**Description of the task:**
Which lines below hold the word "label"? Report each one.

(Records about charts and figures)

────────

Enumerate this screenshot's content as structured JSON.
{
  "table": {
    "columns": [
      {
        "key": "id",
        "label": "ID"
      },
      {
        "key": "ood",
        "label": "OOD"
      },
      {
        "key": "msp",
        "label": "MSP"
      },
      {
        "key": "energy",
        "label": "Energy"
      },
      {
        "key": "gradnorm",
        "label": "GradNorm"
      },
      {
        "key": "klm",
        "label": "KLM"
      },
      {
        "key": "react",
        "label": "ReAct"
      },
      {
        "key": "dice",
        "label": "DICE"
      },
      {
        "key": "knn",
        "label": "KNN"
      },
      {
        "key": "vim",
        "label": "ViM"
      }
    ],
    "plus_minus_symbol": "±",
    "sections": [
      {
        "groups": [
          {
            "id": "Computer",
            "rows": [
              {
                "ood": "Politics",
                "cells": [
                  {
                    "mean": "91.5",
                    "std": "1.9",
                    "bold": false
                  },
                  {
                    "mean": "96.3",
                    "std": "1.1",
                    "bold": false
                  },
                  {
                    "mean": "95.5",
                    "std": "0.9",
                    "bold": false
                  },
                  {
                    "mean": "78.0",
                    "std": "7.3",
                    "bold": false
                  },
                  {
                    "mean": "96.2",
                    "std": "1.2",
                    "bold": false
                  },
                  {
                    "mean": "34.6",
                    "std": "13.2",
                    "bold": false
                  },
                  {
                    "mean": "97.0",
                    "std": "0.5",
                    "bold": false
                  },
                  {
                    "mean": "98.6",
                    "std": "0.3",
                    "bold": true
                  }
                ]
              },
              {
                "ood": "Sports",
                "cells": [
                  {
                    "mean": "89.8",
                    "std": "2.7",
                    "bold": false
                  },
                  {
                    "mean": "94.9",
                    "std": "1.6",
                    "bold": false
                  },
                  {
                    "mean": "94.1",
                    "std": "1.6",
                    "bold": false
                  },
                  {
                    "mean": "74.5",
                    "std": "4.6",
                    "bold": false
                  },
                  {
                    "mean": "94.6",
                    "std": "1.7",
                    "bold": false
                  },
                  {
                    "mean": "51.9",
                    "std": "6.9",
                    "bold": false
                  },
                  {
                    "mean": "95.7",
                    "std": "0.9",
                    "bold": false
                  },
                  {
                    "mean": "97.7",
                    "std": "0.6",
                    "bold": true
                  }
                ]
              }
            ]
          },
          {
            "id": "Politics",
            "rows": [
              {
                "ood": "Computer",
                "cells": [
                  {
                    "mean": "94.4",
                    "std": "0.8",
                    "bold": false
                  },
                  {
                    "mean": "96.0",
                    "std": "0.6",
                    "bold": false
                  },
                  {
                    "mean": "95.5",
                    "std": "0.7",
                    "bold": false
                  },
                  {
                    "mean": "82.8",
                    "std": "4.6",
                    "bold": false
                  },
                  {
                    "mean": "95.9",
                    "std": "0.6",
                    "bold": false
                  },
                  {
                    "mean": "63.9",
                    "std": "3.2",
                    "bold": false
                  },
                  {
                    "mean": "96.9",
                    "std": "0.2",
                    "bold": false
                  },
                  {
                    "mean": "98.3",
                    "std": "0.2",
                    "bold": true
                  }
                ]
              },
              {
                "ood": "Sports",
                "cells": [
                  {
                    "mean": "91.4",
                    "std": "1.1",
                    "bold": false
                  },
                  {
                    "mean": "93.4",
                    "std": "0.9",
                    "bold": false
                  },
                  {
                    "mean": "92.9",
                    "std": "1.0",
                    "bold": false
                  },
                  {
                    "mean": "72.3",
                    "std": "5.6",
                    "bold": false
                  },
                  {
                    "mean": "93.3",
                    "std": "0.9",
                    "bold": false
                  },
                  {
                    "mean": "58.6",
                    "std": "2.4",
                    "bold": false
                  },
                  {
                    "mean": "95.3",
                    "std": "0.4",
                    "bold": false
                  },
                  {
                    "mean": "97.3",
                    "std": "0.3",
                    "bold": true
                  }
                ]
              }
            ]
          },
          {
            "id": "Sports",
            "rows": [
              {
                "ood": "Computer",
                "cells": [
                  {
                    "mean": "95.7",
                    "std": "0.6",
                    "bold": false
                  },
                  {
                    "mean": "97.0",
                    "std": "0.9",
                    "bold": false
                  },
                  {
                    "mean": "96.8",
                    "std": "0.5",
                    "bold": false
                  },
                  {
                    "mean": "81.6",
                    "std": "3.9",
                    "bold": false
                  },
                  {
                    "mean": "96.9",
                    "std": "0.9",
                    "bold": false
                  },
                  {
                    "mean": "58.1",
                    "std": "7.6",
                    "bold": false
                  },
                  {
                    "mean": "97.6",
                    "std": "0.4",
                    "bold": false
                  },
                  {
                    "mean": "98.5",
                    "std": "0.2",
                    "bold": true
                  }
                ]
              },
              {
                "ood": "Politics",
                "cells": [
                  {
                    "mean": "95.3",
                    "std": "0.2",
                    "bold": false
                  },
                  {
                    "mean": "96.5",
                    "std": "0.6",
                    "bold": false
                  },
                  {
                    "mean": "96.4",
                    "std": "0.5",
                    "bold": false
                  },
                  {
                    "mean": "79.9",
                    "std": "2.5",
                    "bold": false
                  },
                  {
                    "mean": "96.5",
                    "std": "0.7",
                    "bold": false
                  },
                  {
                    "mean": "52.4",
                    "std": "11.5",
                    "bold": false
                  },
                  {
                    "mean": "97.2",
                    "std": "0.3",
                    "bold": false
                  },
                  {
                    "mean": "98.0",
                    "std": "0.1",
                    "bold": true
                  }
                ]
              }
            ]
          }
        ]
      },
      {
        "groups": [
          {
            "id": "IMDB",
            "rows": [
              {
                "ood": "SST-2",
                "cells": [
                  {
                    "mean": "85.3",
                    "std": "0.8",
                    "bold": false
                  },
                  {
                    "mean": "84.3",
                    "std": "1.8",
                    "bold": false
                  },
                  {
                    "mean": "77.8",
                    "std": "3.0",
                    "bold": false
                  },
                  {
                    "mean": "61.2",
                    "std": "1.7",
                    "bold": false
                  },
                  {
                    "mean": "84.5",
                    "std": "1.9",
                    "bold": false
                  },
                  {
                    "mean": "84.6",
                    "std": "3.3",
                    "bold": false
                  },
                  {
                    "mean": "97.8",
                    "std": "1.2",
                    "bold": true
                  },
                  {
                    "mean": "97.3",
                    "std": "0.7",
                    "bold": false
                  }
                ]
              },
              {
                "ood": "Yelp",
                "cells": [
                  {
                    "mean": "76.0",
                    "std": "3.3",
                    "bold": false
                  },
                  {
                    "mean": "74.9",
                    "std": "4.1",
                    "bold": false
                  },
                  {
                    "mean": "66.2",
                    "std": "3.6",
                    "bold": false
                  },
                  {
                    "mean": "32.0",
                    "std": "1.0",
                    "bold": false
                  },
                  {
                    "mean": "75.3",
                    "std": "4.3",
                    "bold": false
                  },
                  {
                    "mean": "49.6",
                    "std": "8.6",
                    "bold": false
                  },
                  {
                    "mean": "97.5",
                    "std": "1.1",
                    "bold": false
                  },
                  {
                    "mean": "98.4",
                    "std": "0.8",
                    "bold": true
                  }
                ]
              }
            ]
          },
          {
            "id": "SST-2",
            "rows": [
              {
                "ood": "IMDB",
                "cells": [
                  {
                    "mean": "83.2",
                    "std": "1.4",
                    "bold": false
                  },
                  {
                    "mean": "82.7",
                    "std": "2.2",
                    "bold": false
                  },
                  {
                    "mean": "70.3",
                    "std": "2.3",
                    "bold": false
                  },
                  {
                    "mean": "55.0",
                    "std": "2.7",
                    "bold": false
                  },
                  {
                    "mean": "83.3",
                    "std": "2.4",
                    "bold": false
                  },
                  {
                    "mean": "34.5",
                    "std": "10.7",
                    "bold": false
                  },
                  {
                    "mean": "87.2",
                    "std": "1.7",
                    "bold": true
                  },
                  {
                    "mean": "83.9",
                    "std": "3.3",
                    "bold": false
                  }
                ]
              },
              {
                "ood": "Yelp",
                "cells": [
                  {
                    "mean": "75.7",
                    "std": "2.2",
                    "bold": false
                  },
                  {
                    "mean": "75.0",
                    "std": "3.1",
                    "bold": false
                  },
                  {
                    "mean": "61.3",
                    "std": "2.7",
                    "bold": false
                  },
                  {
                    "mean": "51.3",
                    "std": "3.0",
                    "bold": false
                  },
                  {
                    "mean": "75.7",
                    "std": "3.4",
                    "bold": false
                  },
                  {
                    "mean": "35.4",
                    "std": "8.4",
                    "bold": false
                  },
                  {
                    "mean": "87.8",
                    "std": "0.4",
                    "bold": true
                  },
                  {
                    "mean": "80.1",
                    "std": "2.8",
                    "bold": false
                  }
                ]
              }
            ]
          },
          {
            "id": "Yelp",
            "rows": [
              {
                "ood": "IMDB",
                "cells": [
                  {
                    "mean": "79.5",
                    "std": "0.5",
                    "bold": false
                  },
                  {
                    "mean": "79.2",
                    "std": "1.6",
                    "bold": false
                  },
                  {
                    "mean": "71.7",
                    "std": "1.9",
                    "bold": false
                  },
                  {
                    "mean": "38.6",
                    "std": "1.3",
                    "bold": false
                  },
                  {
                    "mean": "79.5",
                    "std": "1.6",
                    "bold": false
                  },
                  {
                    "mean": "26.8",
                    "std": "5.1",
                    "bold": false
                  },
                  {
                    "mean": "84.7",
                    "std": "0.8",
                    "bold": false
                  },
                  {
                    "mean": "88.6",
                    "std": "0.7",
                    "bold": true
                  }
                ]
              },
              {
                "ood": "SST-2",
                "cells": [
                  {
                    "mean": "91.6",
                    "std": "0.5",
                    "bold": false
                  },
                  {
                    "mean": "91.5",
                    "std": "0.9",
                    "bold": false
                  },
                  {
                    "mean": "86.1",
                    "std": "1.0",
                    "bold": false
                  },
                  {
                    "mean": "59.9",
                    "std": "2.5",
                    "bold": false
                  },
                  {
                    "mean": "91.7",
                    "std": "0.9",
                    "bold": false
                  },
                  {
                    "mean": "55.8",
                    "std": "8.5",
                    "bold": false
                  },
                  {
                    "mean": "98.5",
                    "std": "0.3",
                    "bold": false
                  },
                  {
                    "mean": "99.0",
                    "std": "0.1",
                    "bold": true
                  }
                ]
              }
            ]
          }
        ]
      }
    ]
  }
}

────────

**Finished task:**
        "label": "ID"
        "label": "OOD"
        "label": "MSP"
        "label": "Energy"
        "label": "GradNorm"
        "label": "KLM"
        "label": "ReAct"
        "label": "DICE"
        "label": "KNN"
        "label": "ViM"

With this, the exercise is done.